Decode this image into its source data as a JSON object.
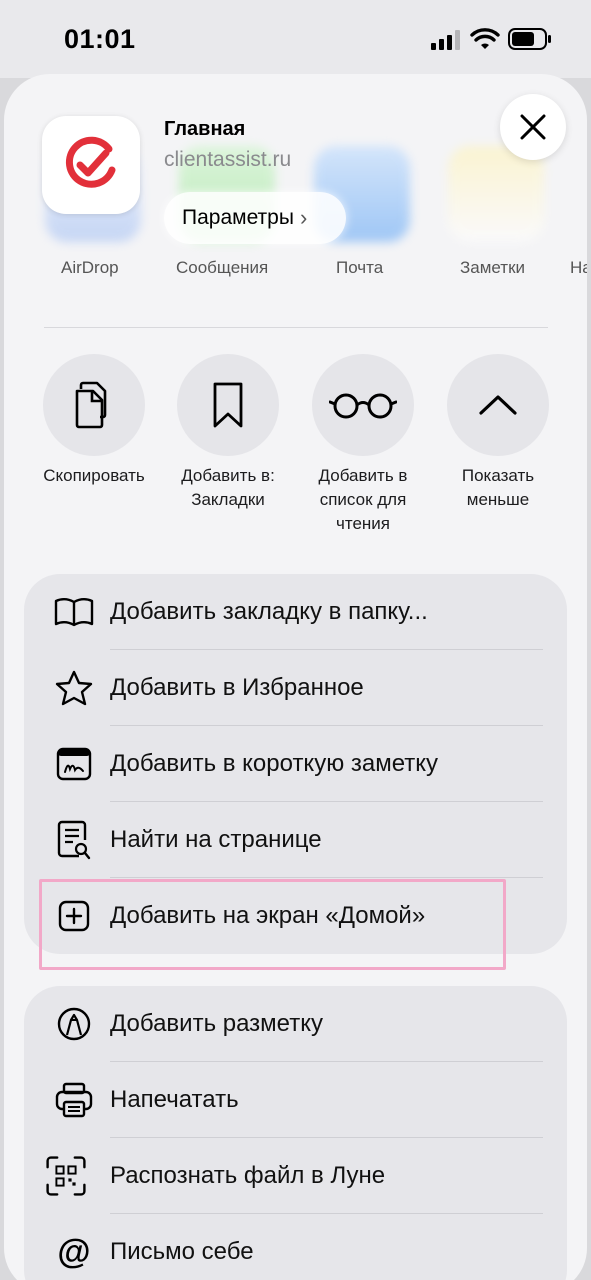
{
  "status": {
    "time": "01:01"
  },
  "share_targets": [
    "AirDrop",
    "Сообщения",
    "Почта",
    "Заметки",
    "На"
  ],
  "header": {
    "title": "Главная",
    "url": "clientassist.ru",
    "params_label": "Параметры"
  },
  "actions": [
    {
      "label": "Скопировать"
    },
    {
      "label": "Добавить в: Закладки"
    },
    {
      "label": "Добавить в список для чтения"
    },
    {
      "label": "Показать меньше"
    }
  ],
  "menu1": [
    {
      "label": "Добавить закладку в папку..."
    },
    {
      "label": "Добавить в Избранное"
    },
    {
      "label": "Добавить в короткую заметку"
    },
    {
      "label": "Найти на странице"
    },
    {
      "label": "Добавить на экран «Домой»"
    }
  ],
  "menu2": [
    {
      "label": "Добавить разметку"
    },
    {
      "label": "Напечатать"
    },
    {
      "label": "Распознать файл в Луне"
    },
    {
      "label": "Письмо себе"
    }
  ],
  "colors": {
    "brand": "#e2303a",
    "highlight": "#f2a8c8"
  }
}
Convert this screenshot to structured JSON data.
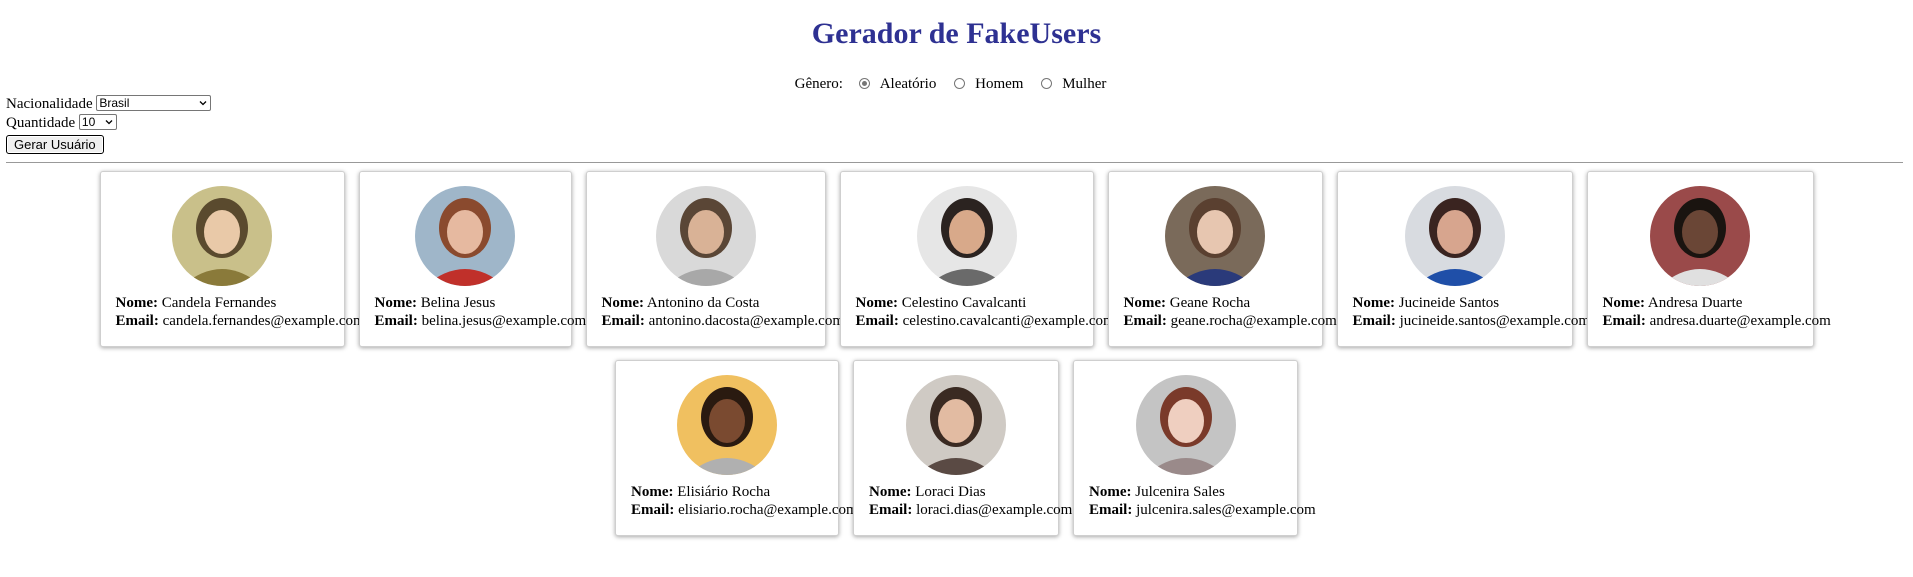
{
  "title": "Gerador de FakeUsers",
  "gender": {
    "label": "Gênero:",
    "options": [
      "Aleatório",
      "Homem",
      "Mulher"
    ],
    "selected": "Aleatório"
  },
  "controls": {
    "nationality_label": "Nacionalidade",
    "nationality_value": "Brasil",
    "quantity_label": "Quantidade",
    "quantity_value": "10",
    "generate_button": "Gerar Usuário"
  },
  "field_labels": {
    "name": "Nome:",
    "email": "Email:"
  },
  "users": [
    {
      "name": "Candela Fernandes",
      "email": "candela.fernandes@example.com"
    },
    {
      "name": "Belina Jesus",
      "email": "belina.jesus@example.com"
    },
    {
      "name": "Antonino da Costa",
      "email": "antonino.dacosta@example.com"
    },
    {
      "name": "Celestino Cavalcanti",
      "email": "celestino.cavalcanti@example.com"
    },
    {
      "name": "Geane Rocha",
      "email": "geane.rocha@example.com"
    },
    {
      "name": "Jucineide Santos",
      "email": "jucineide.santos@example.com"
    },
    {
      "name": "Andresa Duarte",
      "email": "andresa.duarte@example.com"
    },
    {
      "name": "Elisiário Rocha",
      "email": "elisiario.rocha@example.com"
    },
    {
      "name": "Loraci Dias",
      "email": "loraci.dias@example.com"
    },
    {
      "name": "Julcenira Sales",
      "email": "julcenira.sales@example.com"
    }
  ],
  "colors": {
    "title": "#2e3192"
  }
}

------------------------------------------------

Stated problem
Return the listing above in full and without alteration, excluding its pictures.

Reply to the exercise
Decode this image into its source data as a JSON object.
{
  "status": {
    "time": "01:01"
  },
  "share_targets": [
    "AirDrop",
    "Сообщения",
    "Почта",
    "Заметки",
    "На"
  ],
  "header": {
    "title": "Главная",
    "url": "clientassist.ru",
    "params_label": "Параметры"
  },
  "actions": [
    {
      "label": "Скопировать"
    },
    {
      "label": "Добавить в: Закладки"
    },
    {
      "label": "Добавить в список для чтения"
    },
    {
      "label": "Показать меньше"
    }
  ],
  "menu1": [
    {
      "label": "Добавить закладку в папку..."
    },
    {
      "label": "Добавить в Избранное"
    },
    {
      "label": "Добавить в короткую заметку"
    },
    {
      "label": "Найти на странице"
    },
    {
      "label": "Добавить на экран «Домой»"
    }
  ],
  "menu2": [
    {
      "label": "Добавить разметку"
    },
    {
      "label": "Напечатать"
    },
    {
      "label": "Распознать файл в Луне"
    },
    {
      "label": "Письмо себе"
    }
  ],
  "colors": {
    "brand": "#e2303a",
    "highlight": "#f2a8c8"
  }
}
Convert this screenshot to structured JSON data.
{
  "title": "Gerador de FakeUsers",
  "gender": {
    "label": "Gênero:",
    "options": [
      "Aleatório",
      "Homem",
      "Mulher"
    ],
    "selected": "Aleatório"
  },
  "controls": {
    "nationality_label": "Nacionalidade",
    "nationality_value": "Brasil",
    "quantity_label": "Quantidade",
    "quantity_value": "10",
    "generate_button": "Gerar Usuário"
  },
  "field_labels": {
    "name": "Nome:",
    "email": "Email:"
  },
  "users": [
    {
      "name": "Candela Fernandes",
      "email": "candela.fernandes@example.com"
    },
    {
      "name": "Belina Jesus",
      "email": "belina.jesus@example.com"
    },
    {
      "name": "Antonino da Costa",
      "email": "antonino.dacosta@example.com"
    },
    {
      "name": "Celestino Cavalcanti",
      "email": "celestino.cavalcanti@example.com"
    },
    {
      "name": "Geane Rocha",
      "email": "geane.rocha@example.com"
    },
    {
      "name": "Jucineide Santos",
      "email": "jucineide.santos@example.com"
    },
    {
      "name": "Andresa Duarte",
      "email": "andresa.duarte@example.com"
    },
    {
      "name": "Elisiário Rocha",
      "email": "elisiario.rocha@example.com"
    },
    {
      "name": "Loraci Dias",
      "email": "loraci.dias@example.com"
    },
    {
      "name": "Julcenira Sales",
      "email": "julcenira.sales@example.com"
    }
  ],
  "colors": {
    "title": "#2e3192"
  }
}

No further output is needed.